:: WHAT YOU ARE ASKED TO DO ::
Copy out all lines of the records in which the word "reconocibles" appears.

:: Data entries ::
────────────────────────────────────────
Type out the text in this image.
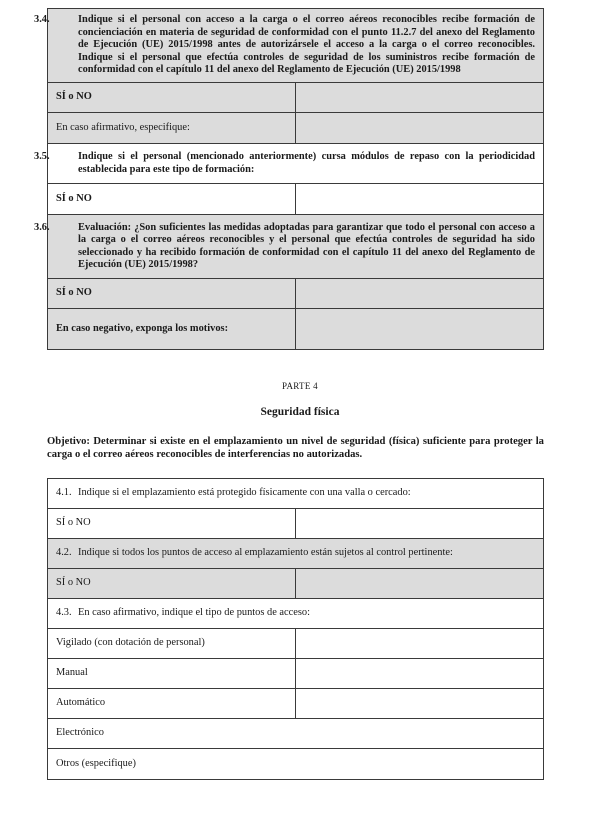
3.4. Indique si el personal con acceso a la carga o el correo aéreos reconocibles recibe formación de concienciación en materia de seguridad de conformidad con el punto 11.2.7 del anexo del Reglamento de Ejecución (UE) 2015/1998 antes de autorizársele el acceso a la carga o el correo reconocibles. Indique si el personal que efectúa controles de seguridad de los suministros recibe formación de conformidad con el capítulo 11 del anexo del Reglamento de Ejecución (UE) 2015/1998	

SÍ o NO	
En caso afirmativo, especifique:	

3.5. Indique si el personal (mencionado anteriormente) cursa módulos de repaso con la periodicidad establecida para este tipo de formación:	

SÍ o NO	

3.6. Evaluación: ¿Son suficientes las medidas adoptadas para garantizar que todo el personal con acceso a la carga o el correo aéreos reconocibles y el personal que efectúa controles de seguridad ha sido seleccionado y ha recibido formación de conformidad con el capítulo 11 del anexo del Reglamento de Ejecución (UE) 2015/1998?	

SÍ o NO	
En caso negativo, exponga los motivos:	
PARTE 4
Seguridad física
Objetivo: Determinar si existe en el emplazamiento un nivel de seguridad (física) suficiente para proteger la carga o el correo aéreos reconocibles de interferencias no autorizadas.
4.1. Indique si el emplazamiento está protegido físicamente con una valla o cercado:	
SÍ o NO	
4.2. Indique si todos los puntos de acceso al emplazamiento están sujetos al control pertinente:	
SÍ o NO	
4.3. En caso afirmativo, indique el tipo de puntos de acceso:	
Vigilado (con dotación de personal)	
Manual	
Automático	
Electrónico	
Otros (especifique)	
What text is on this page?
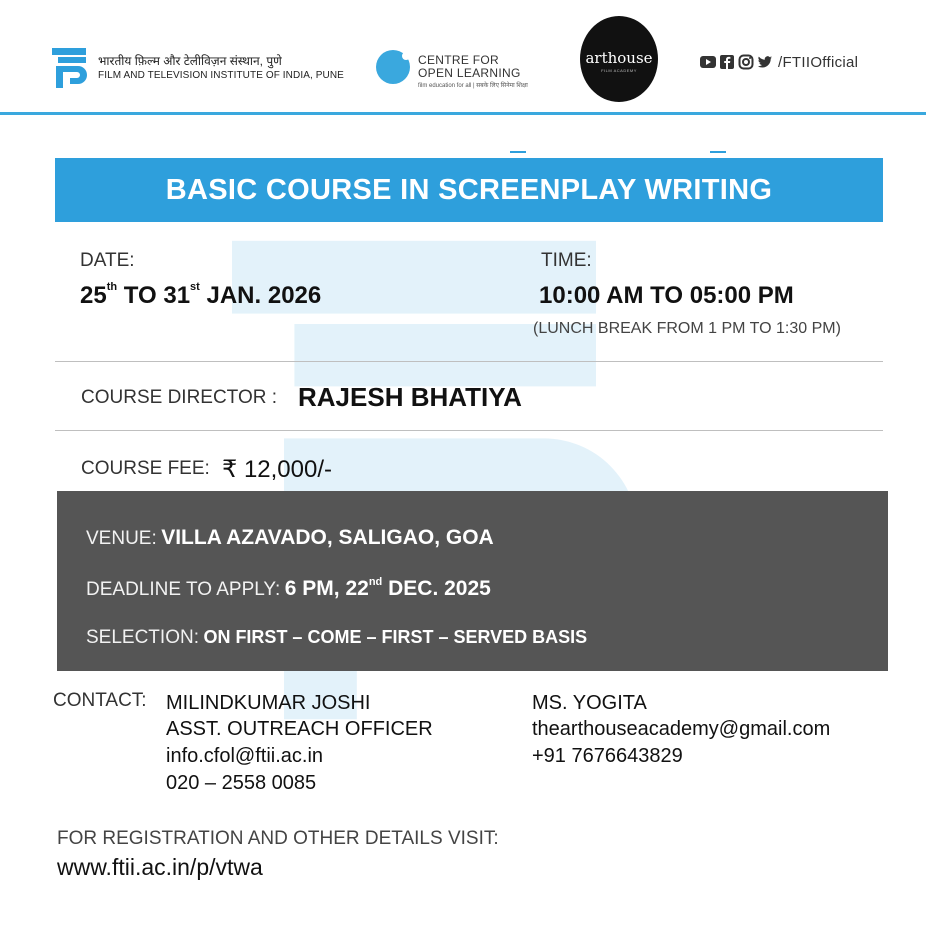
भारतीय फ़िल्म और टेलीविज़न संस्थान, पुणे
FILM AND TELEVISION INSTITUTE OF INDIA, PUNE
CENTRE FOR
OPEN LEARNING
film education for all | सबके लिए सिनेमा शिक्षा
arthouse
FILM ACADEMY	/FTIIOfficial
BASIC COURSE IN SCREENPLAY WRITING
DATE:
25th TO 31st JAN. 2026
TIME:
10:00 AM TO 05:00 PM
(LUNCH BREAK FROM 1 PM TO 1:30 PM)
COURSE DIRECTOR : RAJESH BHATIYA
COURSE FEE: ₹ 12,000/-
VENUE: VILLA AZAVADO, SALIGAO, GOA
DEADLINE TO APPLY: 6 PM, 22nd DEC. 2025
SELECTION: ON FIRST – COME – FIRST – SERVED BASIS
CONTACT: MILINDKUMAR JOSHI
ASST. OUTREACH OFFICER
info.cfol@ftii.ac.in
020 – 2558 0085
MS. YOGITA
thearthouseacademy@gmail.com
+91 7676643829
FOR REGISTRATION AND OTHER DETAILS VISIT:
www.ftii.ac.in/p/vtwa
────────────────────────────────────────
:: OUTPUT OF THE EXERCISE ::
3.4. Indique si el personal con acceso a la carga o el correo aéreos reconocibles recibe formación de concienciación en materia de seguridad de conformidad con el punto 11.2.7 del anexo del Reglamento de Ejecución (UE) 2015/1998 antes de autorizársele el acceso a la carga o el correo reconocibles. Indique si el personal que efectúa controles de seguridad de los suministros recibe formación de conformidad con el capítulo 11 del anexo del Reglamento de Ejecución (UE) 2015/1998	
3.6. Evaluación: ¿Son suficientes las medidas adoptadas para garantizar que todo el personal con acceso a la carga o el correo aéreos reconocibles y el personal que efectúa controles de seguridad ha sido seleccionado y ha recibido formación de conformidad con el capítulo 11 del anexo del Reglamento de Ejecución (UE) 2015/1998?	
Objetivo: Determinar si existe en el emplazamiento un nivel de seguridad (física) suficiente para proteger la carga o el correo aéreos reconocibles de interferencias no autorizadas.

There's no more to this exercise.